Do this: Identify the lines containing the word "флакон". Copy each one.

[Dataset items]

****************

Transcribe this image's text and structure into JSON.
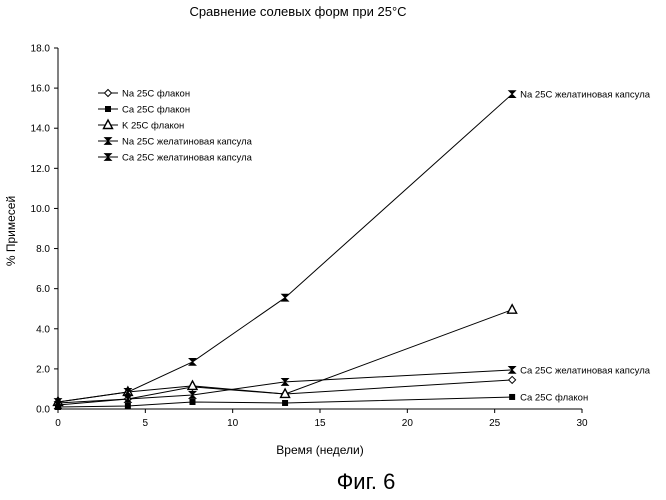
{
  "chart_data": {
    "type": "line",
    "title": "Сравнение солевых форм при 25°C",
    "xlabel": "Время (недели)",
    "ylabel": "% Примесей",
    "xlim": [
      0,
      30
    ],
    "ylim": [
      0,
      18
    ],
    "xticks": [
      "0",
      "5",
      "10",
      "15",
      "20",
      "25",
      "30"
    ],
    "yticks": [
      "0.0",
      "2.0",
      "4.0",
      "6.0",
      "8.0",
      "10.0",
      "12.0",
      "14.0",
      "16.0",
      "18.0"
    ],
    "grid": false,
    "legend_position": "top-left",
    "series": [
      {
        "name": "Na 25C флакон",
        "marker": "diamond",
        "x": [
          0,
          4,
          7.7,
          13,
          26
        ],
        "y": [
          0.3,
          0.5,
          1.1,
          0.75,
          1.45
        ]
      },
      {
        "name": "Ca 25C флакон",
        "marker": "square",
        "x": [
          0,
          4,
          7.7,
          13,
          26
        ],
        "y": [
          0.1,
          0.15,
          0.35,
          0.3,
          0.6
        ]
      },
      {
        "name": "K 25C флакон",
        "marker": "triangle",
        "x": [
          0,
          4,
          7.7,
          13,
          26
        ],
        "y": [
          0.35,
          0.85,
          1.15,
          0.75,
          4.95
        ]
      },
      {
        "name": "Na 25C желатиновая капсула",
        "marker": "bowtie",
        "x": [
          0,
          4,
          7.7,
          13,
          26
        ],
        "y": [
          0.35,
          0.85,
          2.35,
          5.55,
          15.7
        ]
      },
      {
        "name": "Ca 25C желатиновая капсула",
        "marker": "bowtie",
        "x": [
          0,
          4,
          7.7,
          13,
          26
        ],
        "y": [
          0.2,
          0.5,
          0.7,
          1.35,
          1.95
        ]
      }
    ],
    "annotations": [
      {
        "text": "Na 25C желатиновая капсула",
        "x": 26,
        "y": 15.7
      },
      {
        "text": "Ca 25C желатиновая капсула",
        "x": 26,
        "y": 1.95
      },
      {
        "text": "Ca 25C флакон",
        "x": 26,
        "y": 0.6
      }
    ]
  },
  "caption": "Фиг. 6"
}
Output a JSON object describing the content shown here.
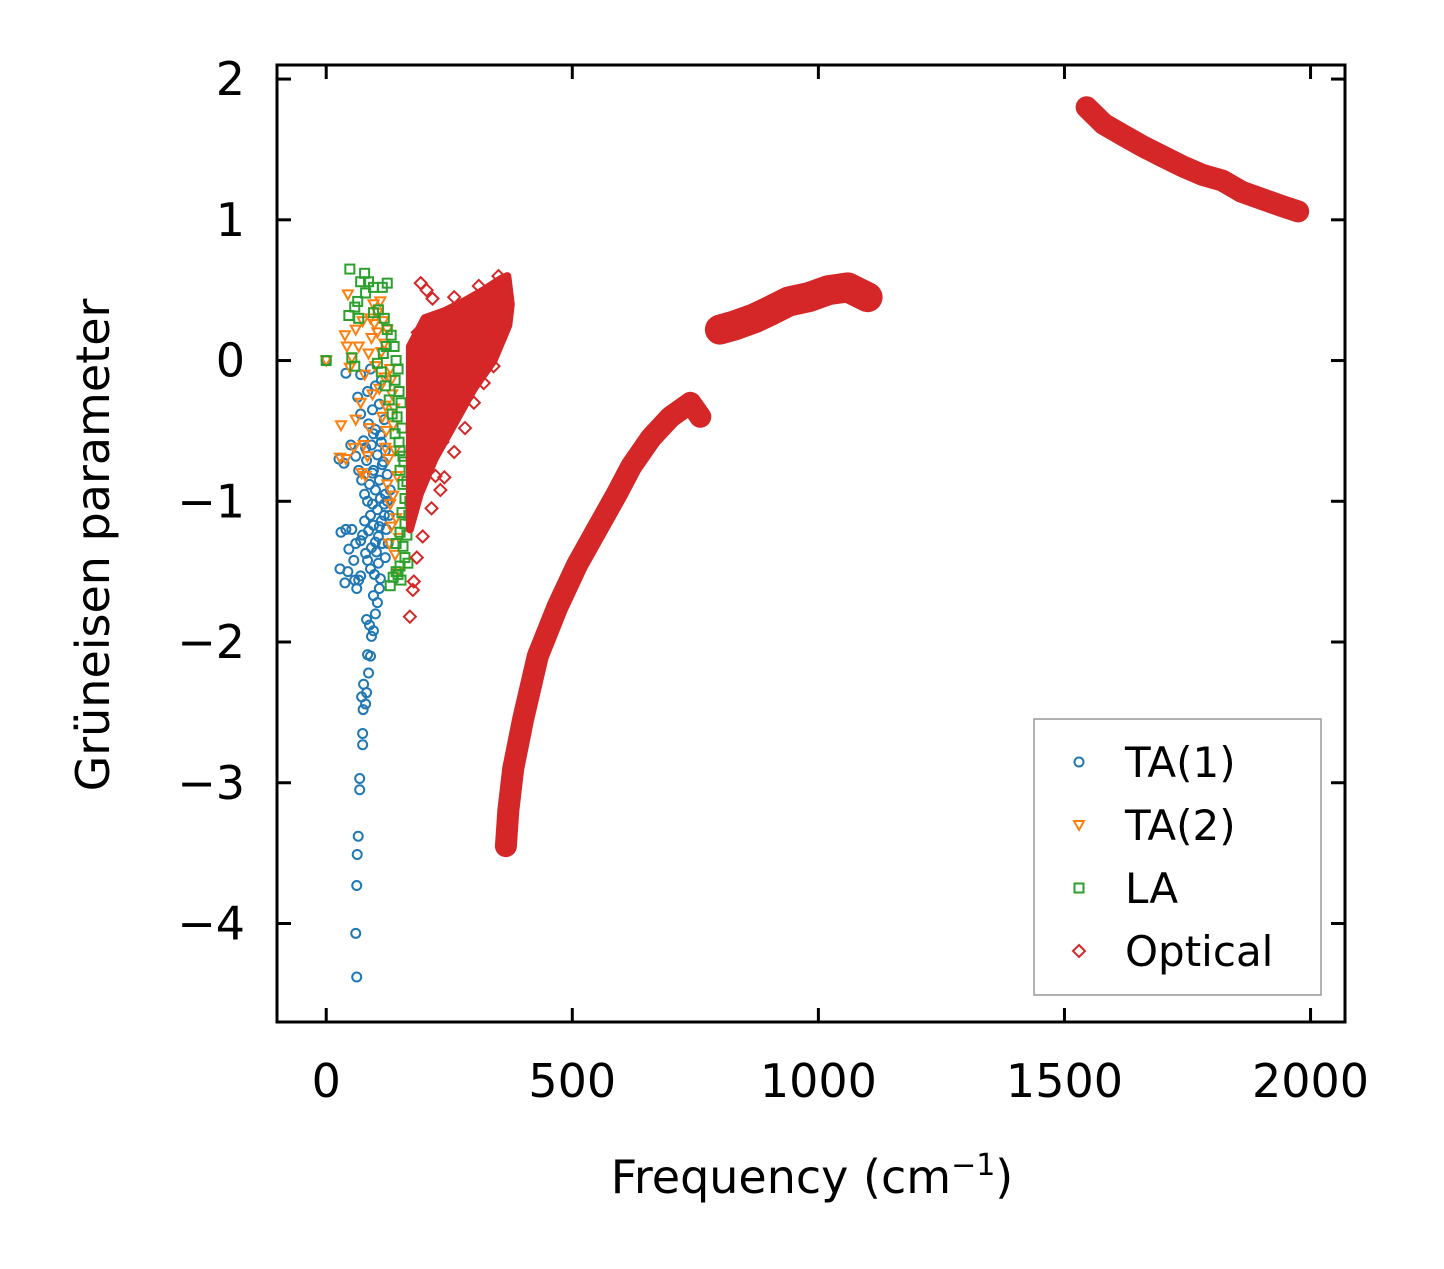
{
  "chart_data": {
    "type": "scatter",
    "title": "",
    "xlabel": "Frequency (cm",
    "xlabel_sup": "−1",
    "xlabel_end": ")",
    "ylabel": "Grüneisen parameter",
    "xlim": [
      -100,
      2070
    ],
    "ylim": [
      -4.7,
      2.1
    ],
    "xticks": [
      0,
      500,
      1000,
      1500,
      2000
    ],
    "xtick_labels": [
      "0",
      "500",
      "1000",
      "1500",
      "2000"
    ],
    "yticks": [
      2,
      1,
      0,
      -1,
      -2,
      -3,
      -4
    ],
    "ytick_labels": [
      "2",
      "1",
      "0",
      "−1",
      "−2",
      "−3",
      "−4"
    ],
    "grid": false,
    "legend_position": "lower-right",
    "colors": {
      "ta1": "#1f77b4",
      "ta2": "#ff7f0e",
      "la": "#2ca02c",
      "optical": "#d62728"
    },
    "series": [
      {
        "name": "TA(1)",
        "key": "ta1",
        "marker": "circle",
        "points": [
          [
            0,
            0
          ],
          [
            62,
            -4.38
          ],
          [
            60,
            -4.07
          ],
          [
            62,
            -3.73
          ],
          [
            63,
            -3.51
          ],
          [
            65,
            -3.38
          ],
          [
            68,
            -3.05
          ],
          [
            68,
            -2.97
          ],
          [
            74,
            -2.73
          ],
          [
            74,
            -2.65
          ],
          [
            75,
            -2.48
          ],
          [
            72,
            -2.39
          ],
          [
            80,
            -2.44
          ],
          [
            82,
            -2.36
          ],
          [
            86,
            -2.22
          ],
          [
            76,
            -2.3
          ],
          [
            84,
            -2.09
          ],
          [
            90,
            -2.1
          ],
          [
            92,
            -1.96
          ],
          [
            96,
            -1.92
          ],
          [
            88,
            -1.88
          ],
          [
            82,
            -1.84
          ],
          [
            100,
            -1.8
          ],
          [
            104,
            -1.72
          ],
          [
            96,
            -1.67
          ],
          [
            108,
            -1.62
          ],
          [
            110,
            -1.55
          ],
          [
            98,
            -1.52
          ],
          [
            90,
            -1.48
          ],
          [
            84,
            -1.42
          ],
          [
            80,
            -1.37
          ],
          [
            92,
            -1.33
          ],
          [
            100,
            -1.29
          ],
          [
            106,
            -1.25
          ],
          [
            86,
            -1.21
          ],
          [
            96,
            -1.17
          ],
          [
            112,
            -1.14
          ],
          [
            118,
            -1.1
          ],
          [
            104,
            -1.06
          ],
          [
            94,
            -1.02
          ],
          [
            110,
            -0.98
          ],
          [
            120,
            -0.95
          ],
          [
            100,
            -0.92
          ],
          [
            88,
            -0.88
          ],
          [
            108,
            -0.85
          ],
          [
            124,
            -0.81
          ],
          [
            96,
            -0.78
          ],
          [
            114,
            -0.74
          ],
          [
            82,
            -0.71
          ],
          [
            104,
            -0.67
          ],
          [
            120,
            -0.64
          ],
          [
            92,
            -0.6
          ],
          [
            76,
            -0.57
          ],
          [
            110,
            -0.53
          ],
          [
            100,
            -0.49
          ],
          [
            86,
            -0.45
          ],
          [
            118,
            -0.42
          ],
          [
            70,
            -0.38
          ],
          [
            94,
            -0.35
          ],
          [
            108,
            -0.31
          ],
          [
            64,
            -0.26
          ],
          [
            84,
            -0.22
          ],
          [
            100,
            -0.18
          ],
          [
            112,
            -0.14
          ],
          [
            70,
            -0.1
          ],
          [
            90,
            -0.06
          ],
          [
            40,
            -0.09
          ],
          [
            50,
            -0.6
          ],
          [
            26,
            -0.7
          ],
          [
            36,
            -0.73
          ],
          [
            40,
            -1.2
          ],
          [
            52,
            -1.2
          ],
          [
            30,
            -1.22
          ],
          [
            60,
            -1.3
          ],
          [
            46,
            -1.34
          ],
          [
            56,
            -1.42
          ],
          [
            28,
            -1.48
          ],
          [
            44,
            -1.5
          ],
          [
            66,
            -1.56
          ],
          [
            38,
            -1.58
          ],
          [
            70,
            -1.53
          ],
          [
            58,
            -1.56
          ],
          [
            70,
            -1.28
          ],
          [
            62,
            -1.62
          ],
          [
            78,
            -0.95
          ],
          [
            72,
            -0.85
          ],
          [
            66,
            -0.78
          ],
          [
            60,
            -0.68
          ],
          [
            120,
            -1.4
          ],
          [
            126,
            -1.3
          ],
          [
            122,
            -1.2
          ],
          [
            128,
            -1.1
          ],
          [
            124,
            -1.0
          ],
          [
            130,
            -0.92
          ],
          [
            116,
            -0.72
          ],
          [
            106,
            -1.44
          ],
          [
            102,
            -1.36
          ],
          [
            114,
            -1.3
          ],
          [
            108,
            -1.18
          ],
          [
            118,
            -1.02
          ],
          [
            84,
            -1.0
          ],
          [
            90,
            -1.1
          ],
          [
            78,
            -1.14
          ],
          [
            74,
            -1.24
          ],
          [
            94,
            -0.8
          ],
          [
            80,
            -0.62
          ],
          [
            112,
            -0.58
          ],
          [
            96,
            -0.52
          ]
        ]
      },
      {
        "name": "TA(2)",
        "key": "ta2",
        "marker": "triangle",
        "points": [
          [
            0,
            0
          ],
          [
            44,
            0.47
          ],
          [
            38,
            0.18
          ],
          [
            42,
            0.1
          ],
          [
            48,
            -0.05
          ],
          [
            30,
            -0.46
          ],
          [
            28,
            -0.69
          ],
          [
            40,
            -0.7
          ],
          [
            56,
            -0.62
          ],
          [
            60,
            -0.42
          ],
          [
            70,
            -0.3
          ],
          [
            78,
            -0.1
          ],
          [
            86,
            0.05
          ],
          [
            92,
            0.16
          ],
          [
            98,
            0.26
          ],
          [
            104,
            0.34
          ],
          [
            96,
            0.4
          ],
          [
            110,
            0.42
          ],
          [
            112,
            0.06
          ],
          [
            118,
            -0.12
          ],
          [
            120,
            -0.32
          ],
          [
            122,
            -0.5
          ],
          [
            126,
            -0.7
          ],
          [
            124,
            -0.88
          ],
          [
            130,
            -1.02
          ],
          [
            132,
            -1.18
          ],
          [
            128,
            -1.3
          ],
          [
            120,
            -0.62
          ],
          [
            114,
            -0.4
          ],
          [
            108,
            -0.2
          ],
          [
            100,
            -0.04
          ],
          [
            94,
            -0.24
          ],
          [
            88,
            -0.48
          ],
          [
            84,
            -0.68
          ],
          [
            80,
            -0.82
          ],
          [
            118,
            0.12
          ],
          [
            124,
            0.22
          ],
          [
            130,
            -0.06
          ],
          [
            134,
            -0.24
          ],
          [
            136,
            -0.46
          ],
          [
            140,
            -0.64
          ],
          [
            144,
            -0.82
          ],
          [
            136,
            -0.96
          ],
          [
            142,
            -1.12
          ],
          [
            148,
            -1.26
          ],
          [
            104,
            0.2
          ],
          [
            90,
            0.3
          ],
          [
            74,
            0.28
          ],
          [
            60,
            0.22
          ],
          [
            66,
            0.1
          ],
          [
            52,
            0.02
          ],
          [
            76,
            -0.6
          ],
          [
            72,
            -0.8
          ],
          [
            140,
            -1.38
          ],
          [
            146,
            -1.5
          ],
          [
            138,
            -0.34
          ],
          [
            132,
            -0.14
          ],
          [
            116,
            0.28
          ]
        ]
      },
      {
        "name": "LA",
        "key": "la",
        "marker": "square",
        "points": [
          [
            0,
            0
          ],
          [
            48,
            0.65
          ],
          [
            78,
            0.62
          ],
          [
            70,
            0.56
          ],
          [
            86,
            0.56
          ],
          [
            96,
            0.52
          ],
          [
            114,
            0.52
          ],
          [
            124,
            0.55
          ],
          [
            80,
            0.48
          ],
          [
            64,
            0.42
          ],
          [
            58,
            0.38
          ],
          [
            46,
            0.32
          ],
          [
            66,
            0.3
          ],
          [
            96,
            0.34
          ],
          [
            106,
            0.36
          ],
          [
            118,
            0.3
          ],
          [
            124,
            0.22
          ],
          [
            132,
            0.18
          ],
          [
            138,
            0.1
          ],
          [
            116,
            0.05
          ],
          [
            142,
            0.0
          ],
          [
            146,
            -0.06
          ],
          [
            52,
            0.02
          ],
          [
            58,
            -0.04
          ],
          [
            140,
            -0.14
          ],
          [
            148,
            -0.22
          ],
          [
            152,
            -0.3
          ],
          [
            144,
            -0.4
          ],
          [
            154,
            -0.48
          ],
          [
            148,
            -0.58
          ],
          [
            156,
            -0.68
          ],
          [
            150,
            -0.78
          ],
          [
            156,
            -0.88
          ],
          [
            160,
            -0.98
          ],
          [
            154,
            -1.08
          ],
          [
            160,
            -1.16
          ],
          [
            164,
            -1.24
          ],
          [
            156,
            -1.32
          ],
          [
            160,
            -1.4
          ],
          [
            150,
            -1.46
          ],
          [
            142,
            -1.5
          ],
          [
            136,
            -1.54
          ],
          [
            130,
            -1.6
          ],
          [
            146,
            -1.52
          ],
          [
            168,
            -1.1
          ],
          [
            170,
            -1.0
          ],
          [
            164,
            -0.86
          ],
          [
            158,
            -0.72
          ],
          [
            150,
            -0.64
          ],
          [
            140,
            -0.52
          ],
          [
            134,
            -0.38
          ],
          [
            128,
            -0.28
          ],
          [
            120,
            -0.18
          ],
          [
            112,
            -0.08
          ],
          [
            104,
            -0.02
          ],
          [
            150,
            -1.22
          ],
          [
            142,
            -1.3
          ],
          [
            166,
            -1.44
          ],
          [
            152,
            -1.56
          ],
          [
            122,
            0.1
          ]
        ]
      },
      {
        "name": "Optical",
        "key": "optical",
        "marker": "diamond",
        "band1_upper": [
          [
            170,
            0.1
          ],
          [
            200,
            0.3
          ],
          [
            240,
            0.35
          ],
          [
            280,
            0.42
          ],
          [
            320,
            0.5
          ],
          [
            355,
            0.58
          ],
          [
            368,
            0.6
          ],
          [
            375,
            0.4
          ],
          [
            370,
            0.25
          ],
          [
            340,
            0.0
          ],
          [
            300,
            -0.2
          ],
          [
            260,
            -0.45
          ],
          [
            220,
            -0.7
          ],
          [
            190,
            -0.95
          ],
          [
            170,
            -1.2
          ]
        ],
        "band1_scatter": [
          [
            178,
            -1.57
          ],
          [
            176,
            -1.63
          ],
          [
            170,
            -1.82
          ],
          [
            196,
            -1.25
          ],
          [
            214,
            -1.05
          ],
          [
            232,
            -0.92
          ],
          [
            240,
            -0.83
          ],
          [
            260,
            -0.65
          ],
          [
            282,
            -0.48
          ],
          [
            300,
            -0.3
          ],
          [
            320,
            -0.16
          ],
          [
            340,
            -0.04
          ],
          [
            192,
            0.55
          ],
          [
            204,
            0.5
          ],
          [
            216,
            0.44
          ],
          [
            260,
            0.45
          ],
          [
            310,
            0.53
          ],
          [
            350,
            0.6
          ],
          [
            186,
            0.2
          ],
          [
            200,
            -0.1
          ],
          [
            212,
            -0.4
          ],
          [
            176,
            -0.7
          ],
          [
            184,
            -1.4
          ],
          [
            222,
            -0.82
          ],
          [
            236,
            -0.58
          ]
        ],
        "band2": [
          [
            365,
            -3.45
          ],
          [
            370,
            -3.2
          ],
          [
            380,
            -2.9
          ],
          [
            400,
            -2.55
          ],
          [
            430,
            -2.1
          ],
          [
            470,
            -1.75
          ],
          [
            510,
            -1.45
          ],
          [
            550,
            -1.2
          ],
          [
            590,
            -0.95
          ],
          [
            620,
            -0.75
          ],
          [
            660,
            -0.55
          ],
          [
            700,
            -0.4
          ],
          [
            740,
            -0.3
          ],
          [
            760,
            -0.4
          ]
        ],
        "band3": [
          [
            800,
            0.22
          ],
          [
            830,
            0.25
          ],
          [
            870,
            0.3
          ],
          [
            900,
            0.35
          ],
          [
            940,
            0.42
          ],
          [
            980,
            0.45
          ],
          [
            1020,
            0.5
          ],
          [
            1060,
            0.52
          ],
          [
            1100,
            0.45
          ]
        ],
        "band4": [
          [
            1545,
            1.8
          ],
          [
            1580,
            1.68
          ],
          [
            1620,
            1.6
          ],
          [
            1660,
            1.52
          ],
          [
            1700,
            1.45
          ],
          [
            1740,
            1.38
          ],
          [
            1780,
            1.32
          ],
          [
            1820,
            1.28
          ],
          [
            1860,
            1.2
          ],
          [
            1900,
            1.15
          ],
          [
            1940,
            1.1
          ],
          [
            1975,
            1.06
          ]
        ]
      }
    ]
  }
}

****************

Solution to the problem:
        "name": "Na 25C флакон",
        "name": "Ca 25C флакон",
        "name": "K 25C флакон",
        "text": "Ca 25C флакон",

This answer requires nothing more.